(Recorded data)
▼▼▼

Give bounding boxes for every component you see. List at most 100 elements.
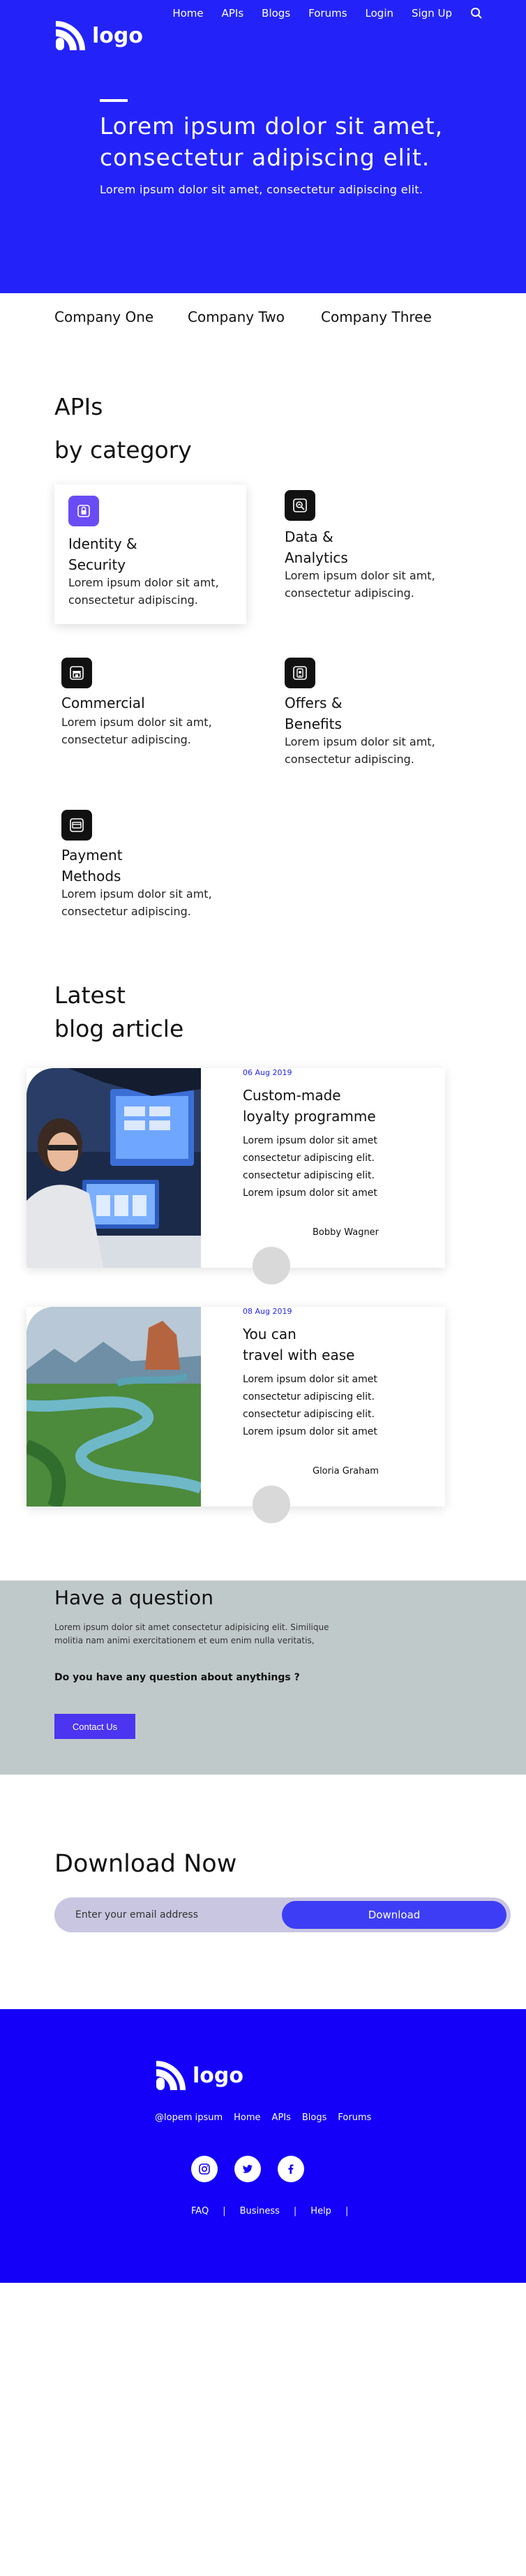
hero-accent-bar bbox=[100, 99, 128, 102]
card-desc: Lorem ipsum dolor sit amt, consectetur a… bbox=[285, 567, 435, 602]
card-desc-line-2: consectetur adipiscing. bbox=[68, 593, 198, 607]
card-title: Identity & Security bbox=[68, 533, 137, 575]
footer-separator: | bbox=[223, 2206, 226, 2216]
api-card-identity[interactable]: Identity & Security Lorem ipsum dolor si… bbox=[54, 484, 246, 624]
article-body: Lorem ipsum dolor sit amet consectetur a… bbox=[243, 1132, 424, 1202]
download-button[interactable]: Download bbox=[282, 1901, 506, 1929]
article-body-line: consectetur adipiscing elit. bbox=[243, 1391, 375, 1402]
api-card-offers[interactable]: Offers & Benefits Lorem ipsum dolor sit … bbox=[271, 658, 463, 769]
hero-subtitle: Lorem ipsum dolor sit amet, consectetur … bbox=[100, 183, 423, 196]
question-title: Have a question bbox=[54, 1586, 213, 1609]
download-title-rest: Now bbox=[175, 1850, 237, 1878]
top-nav: Home APIs Blogs Forums Login Sign Up bbox=[172, 7, 483, 20]
footer-link-business[interactable]: Business bbox=[240, 2206, 280, 2216]
card-title: Data & Analytics bbox=[285, 526, 348, 568]
card-desc-line-1: Lorem ipsum dolor sit amt, bbox=[68, 576, 219, 589]
download-title-bold: Download bbox=[54, 1850, 176, 1878]
footer-link-home[interactable]: Home bbox=[234, 2112, 260, 2123]
article-body-line: Lorem ipsum dolor sit amet bbox=[243, 1187, 377, 1199]
footer-link-apis[interactable]: APIs bbox=[272, 2112, 291, 2123]
facebook-icon[interactable] bbox=[278, 2156, 304, 2182]
article-title: Custom-made loyalty programme bbox=[243, 1085, 376, 1127]
footer-link-faq[interactable]: FAQ bbox=[191, 2206, 209, 2216]
article-title: You can travel with ease bbox=[243, 1324, 354, 1365]
card-desc-line-1: Lorem ipsum dolor sit amt, bbox=[285, 735, 435, 748]
article-body-line: Lorem ipsum dolor sit amet bbox=[243, 1426, 377, 1437]
search-icon[interactable] bbox=[470, 7, 483, 20]
footer-logo-text: logo bbox=[193, 2063, 243, 2088]
store-icon bbox=[61, 658, 92, 688]
question-body: Lorem ipsum dolor sit amet consectetur a… bbox=[54, 1622, 329, 1645]
footer-link-handle[interactable]: @lopem ipsum bbox=[155, 2112, 223, 2123]
card-title: Offers & Benefits bbox=[285, 693, 342, 734]
article-image bbox=[27, 1307, 201, 1507]
instagram-icon[interactable] bbox=[191, 2156, 218, 2182]
nav-home[interactable]: Home bbox=[172, 7, 203, 20]
hero-title-line-2: consectetur adipiscing elit. bbox=[100, 144, 430, 171]
card-desc-line-2: consectetur adipiscing. bbox=[285, 586, 414, 600]
card-desc-line-2: consectetur adipiscing. bbox=[61, 905, 191, 918]
nav-login[interactable]: Login bbox=[366, 7, 393, 20]
blog-title-line-1: Latest bbox=[54, 982, 126, 1009]
logo-mark-icon bbox=[56, 21, 85, 50]
article-title-line-1: You can bbox=[243, 1326, 296, 1342]
footer: logo @lopem ipsum Home APIs Blogs Forums… bbox=[0, 2009, 526, 2283]
apis-title-line-1: APIs bbox=[54, 393, 103, 420]
email-input[interactable]: Enter your email address bbox=[75, 1897, 198, 1932]
card-desc-line-1: Lorem ipsum dolor sit amt, bbox=[61, 887, 212, 901]
company-one: Company One bbox=[54, 309, 154, 325]
card-title-line-1: Data & bbox=[285, 528, 333, 545]
nav-signup[interactable]: Sign Up bbox=[412, 7, 452, 20]
footer-link-help[interactable]: Help bbox=[310, 2206, 331, 2216]
author-avatar bbox=[253, 1247, 290, 1285]
nav-forums[interactable]: Forums bbox=[308, 7, 347, 20]
twitter-icon[interactable] bbox=[234, 2156, 261, 2182]
api-card-data[interactable]: Data & Analytics Lorem ipsum dolor sit a… bbox=[271, 489, 463, 607]
author-avatar bbox=[253, 1486, 290, 1523]
card-title-line-2: Security bbox=[68, 556, 126, 573]
article-title-line-2: loyalty programme bbox=[243, 1108, 376, 1125]
card-desc: Lorem ipsum dolor sit amt, consectetur a… bbox=[285, 733, 435, 768]
card-desc-line-2: consectetur adipiscing. bbox=[285, 753, 414, 766]
company-three: Company Three bbox=[321, 309, 432, 325]
article-date: 06 Aug 2019 bbox=[243, 1068, 292, 1077]
card-title-line-2: Analytics bbox=[285, 549, 348, 566]
contact-us-button[interactable]: Contact Us bbox=[54, 1714, 135, 1739]
nav-blogs[interactable]: Blogs bbox=[262, 7, 290, 20]
lock-icon bbox=[68, 496, 99, 526]
api-card-payment[interactable]: Payment Methods Lorem ipsum dolor sit am… bbox=[47, 810, 239, 921]
card-desc-line-1: Lorem ipsum dolor sit amt, bbox=[285, 569, 435, 582]
footer-link-blogs[interactable]: Blogs bbox=[302, 2112, 327, 2123]
download-title: Download Now bbox=[54, 1850, 236, 1878]
card-title-line-1: Payment bbox=[61, 847, 123, 864]
river-landscape-photo bbox=[27, 1307, 201, 1507]
mobile-offer-icon bbox=[285, 658, 315, 688]
office-photo bbox=[27, 1068, 201, 1268]
footer-links: @lopem ipsum Home APIs Blogs Forums bbox=[155, 2112, 371, 2123]
card-title-line-2: Methods bbox=[61, 868, 121, 884]
card-title: Commercial bbox=[61, 693, 145, 713]
nav-apis[interactable]: APIs bbox=[222, 7, 244, 20]
article-body-line: consectetur adipiscing elit. bbox=[243, 1153, 375, 1164]
card-title-line-2: Benefits bbox=[285, 716, 342, 732]
logo-mark-icon bbox=[156, 2061, 186, 2090]
footer-bottom-links: FAQ | Business | Help | bbox=[191, 2206, 348, 2216]
article-author: Gloria Graham bbox=[313, 1466, 379, 1476]
hero-title: Lorem ipsum dolor sit amet, consectetur … bbox=[100, 110, 463, 173]
article-body-line: Lorem ipsum dolor sit amet bbox=[243, 1374, 377, 1385]
footer-logo[interactable]: logo bbox=[155, 2059, 243, 2092]
api-card-commercial[interactable]: Commercial Lorem ipsum dolor sit amt, co… bbox=[47, 658, 239, 748]
footer-link-forums[interactable]: Forums bbox=[338, 2112, 371, 2123]
blog-section-title: Latest blog article bbox=[54, 979, 183, 1046]
article-body-line: consectetur adipiscing elit. bbox=[243, 1170, 375, 1181]
article-body: Lorem ipsum dolor sit amet consectetur a… bbox=[243, 1371, 424, 1441]
card-icon bbox=[61, 810, 92, 841]
article-card-2[interactable]: 08 Aug 2019 You can travel with ease Lor… bbox=[27, 1307, 445, 1523]
footer-separator: | bbox=[293, 2206, 297, 2216]
article-title-line-2: travel with ease bbox=[243, 1347, 355, 1363]
apis-section-title: APIs by category bbox=[54, 385, 192, 472]
header-logo[interactable]: logo bbox=[54, 20, 143, 52]
card-title: Payment Methods bbox=[61, 845, 123, 887]
article-body-line: consectetur adipiscing elit. bbox=[243, 1409, 375, 1420]
article-card-1[interactable]: 06 Aug 2019 Custom-made loyalty programm… bbox=[27, 1068, 445, 1285]
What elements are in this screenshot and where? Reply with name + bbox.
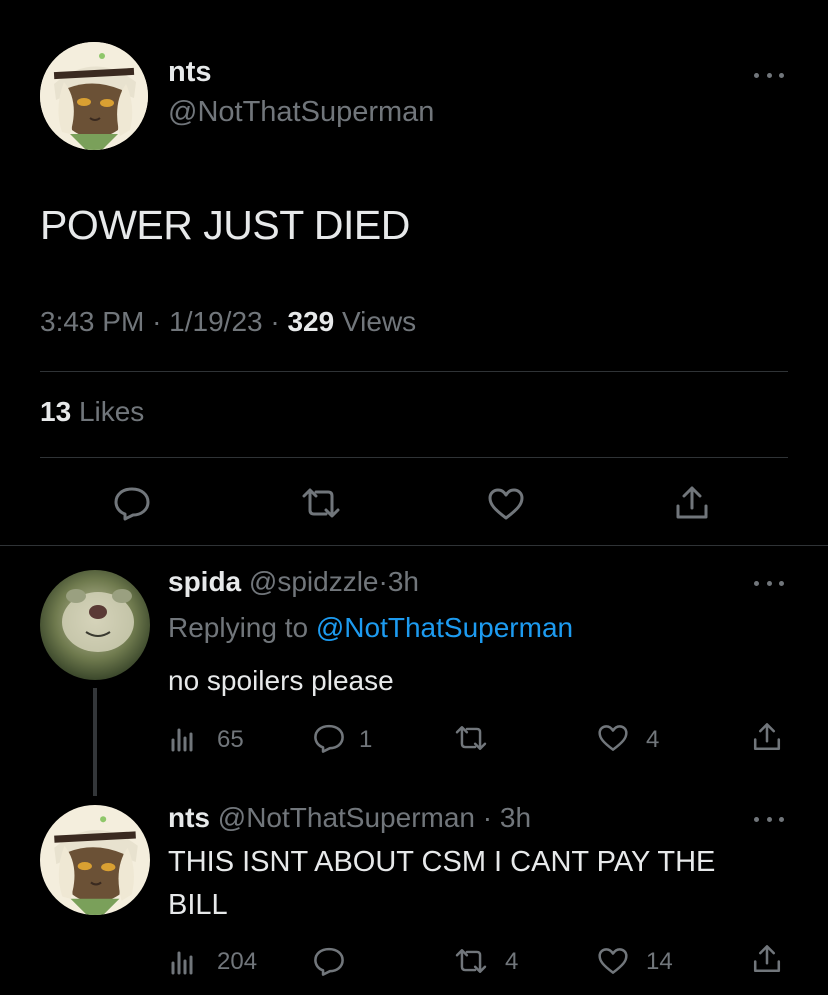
views-label: Views — [341, 306, 417, 337]
views-icon[interactable] — [170, 724, 198, 752]
meta-separator: · — [152, 306, 162, 337]
likes-label: Likes — [78, 396, 145, 427]
replying-prefix: Replying to — [168, 612, 309, 643]
retweet-icon[interactable] — [452, 724, 490, 752]
reply-header: spida @spidzzle·3h — [168, 566, 419, 598]
views-count: 65 — [217, 726, 244, 753]
tweet-meta: 3:43 PM · 1/19/23 · 329 Views — [40, 306, 416, 338]
tweet-text: POWER JUST DIED — [40, 202, 410, 248]
reply-count: 1 — [359, 726, 373, 753]
share-icon[interactable] — [673, 484, 711, 522]
like-icon[interactable] — [596, 723, 630, 753]
divider — [40, 457, 788, 458]
tweet-date[interactable]: 1/19/23 — [169, 306, 262, 337]
share-icon[interactable] — [751, 943, 783, 975]
views-count: 329 — [287, 306, 335, 337]
author-handle[interactable]: @spidzzle — [249, 566, 379, 597]
more-icon[interactable] — [754, 578, 784, 588]
reply-icon[interactable] — [312, 722, 346, 754]
retweet-icon[interactable] — [452, 947, 490, 975]
likes-count: 13 — [40, 396, 72, 427]
like-icon[interactable] — [486, 486, 526, 522]
retweet-icon[interactable] — [298, 486, 344, 520]
tweet-time[interactable]: 3:43 PM — [40, 306, 144, 337]
author-name[interactable]: spida — [168, 566, 241, 597]
like-icon[interactable] — [596, 946, 630, 976]
meta-separator: · — [482, 802, 493, 833]
replying-to-link[interactable]: @NotThatSuperman — [316, 612, 573, 643]
tweet-text-line: THIS ISNT ABOUT CSM I CANT PAY THE — [168, 846, 716, 878]
more-icon[interactable] — [754, 70, 784, 80]
more-icon[interactable] — [754, 814, 784, 824]
tweet-age[interactable]: 3h — [388, 566, 419, 597]
divider — [40, 371, 788, 372]
like-count: 14 — [646, 948, 673, 975]
reply-header: nts @NotThatSuperman · 3h — [168, 802, 531, 834]
author-handle[interactable]: @NotThatSuperman — [218, 802, 475, 833]
share-icon[interactable] — [751, 721, 783, 753]
views-count: 204 — [217, 948, 258, 975]
tweet-age[interactable]: 3h — [500, 802, 531, 833]
replying-to: Replying to @NotThatSuperman — [168, 612, 573, 644]
tweet-text: no spoilers please — [168, 665, 394, 696]
avatar[interactable] — [40, 570, 150, 680]
reply-icon[interactable] — [112, 485, 152, 521]
likes-stat[interactable]: 13 Likes — [40, 396, 144, 428]
meta-separator: · — [270, 306, 280, 337]
views-icon[interactable] — [170, 947, 198, 975]
like-count: 4 — [646, 726, 660, 753]
meta-separator: · — [378, 566, 388, 597]
author-name[interactable]: nts — [168, 56, 212, 89]
author-name[interactable]: nts — [168, 802, 210, 833]
avatar[interactable] — [40, 42, 148, 150]
retweet-count: 4 — [505, 948, 519, 975]
tweet-text-line: BILL — [168, 889, 228, 921]
reply-icon[interactable] — [312, 945, 346, 977]
thread-line — [93, 688, 97, 796]
author-handle[interactable]: @NotThatSuperman — [168, 96, 434, 129]
avatar[interactable] — [40, 805, 150, 915]
section-divider — [0, 545, 828, 546]
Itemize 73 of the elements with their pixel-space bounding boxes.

▲▲▲

# TASK REQUIREMENTS:
Repeat the items from the line that contains "views-label: Views — [341, 306, 417, 337]" through the line that contains "like-icon[interactable] — [486, 486, 526, 522]", including both of those lines.

# ANSWER TO THIS PROBLEM:
views-label: Views — [341, 306, 417, 337]
views-icon[interactable] — [170, 724, 198, 752]
meta-separator: · — [152, 306, 162, 337]
likes-label: Likes — [78, 396, 145, 427]
replying-prefix: Replying to — [168, 612, 309, 643]
retweet-icon[interactable] — [452, 724, 490, 752]
reply-header: spida @spidzzle·3h — [168, 566, 419, 598]
views-count: 65 — [217, 726, 244, 753]
tweet-meta: 3:43 PM · 1/19/23 · 329 Views — [40, 306, 416, 338]
tweet-text: POWER JUST DIED — [40, 202, 410, 248]
reply-count: 1 — [359, 726, 373, 753]
share-icon[interactable] — [673, 484, 711, 522]
like-icon[interactable] — [596, 723, 630, 753]
divider — [40, 457, 788, 458]
tweet-date[interactable]: 1/19/23 — [169, 306, 262, 337]
share-icon[interactable] — [751, 943, 783, 975]
views-count: 329 — [287, 306, 335, 337]
author-handle[interactable]: @spidzzle — [249, 566, 379, 597]
more-icon[interactable] — [754, 578, 784, 588]
reply-icon[interactable] — [312, 722, 346, 754]
retweet-icon[interactable] — [452, 947, 490, 975]
likes-count: 13 — [40, 396, 72, 427]
like-icon[interactable] — [486, 486, 526, 522]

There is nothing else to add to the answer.